═══ RECORDS FOR PROCESSING

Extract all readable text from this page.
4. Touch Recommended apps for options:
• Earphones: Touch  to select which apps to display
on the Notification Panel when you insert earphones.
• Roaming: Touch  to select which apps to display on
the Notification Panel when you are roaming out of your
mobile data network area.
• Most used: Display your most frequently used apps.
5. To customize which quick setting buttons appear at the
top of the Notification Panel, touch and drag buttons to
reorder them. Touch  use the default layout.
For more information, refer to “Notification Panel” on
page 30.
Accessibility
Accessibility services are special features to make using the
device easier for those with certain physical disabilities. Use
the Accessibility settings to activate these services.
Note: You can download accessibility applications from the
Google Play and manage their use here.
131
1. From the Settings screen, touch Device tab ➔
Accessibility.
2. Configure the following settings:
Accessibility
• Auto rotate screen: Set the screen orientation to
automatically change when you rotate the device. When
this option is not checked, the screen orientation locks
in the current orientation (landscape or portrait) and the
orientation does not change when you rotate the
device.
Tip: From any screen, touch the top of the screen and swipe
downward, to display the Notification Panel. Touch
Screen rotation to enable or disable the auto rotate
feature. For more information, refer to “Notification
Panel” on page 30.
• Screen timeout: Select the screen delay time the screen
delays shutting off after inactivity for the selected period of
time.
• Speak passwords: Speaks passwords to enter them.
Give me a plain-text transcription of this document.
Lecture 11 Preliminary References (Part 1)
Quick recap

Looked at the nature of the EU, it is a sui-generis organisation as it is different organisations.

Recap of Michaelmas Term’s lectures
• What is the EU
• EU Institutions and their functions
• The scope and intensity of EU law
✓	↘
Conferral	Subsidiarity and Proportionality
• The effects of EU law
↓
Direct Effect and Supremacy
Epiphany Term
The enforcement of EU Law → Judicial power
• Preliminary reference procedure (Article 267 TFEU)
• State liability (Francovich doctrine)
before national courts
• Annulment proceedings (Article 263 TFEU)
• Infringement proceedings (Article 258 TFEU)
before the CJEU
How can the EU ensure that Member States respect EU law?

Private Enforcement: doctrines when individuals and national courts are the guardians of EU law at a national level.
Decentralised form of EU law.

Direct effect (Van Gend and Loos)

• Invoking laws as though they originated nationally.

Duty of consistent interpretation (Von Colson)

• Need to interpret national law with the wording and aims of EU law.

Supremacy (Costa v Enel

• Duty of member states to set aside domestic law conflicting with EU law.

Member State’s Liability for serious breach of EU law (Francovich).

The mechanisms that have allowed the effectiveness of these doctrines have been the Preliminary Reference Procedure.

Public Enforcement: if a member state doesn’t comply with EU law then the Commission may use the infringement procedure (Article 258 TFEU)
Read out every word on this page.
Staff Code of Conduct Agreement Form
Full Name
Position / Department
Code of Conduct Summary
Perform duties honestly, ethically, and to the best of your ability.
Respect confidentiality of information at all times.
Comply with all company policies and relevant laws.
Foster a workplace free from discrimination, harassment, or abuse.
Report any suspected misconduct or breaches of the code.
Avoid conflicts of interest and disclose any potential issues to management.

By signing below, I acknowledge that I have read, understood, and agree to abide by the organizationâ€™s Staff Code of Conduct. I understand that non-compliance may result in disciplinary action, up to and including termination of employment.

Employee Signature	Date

══════

Find the word "text" and list each line it appears in.

WRITTEN SOLUTION -
Extract all readable text from this page.
Give me a plain-text transcription of this document.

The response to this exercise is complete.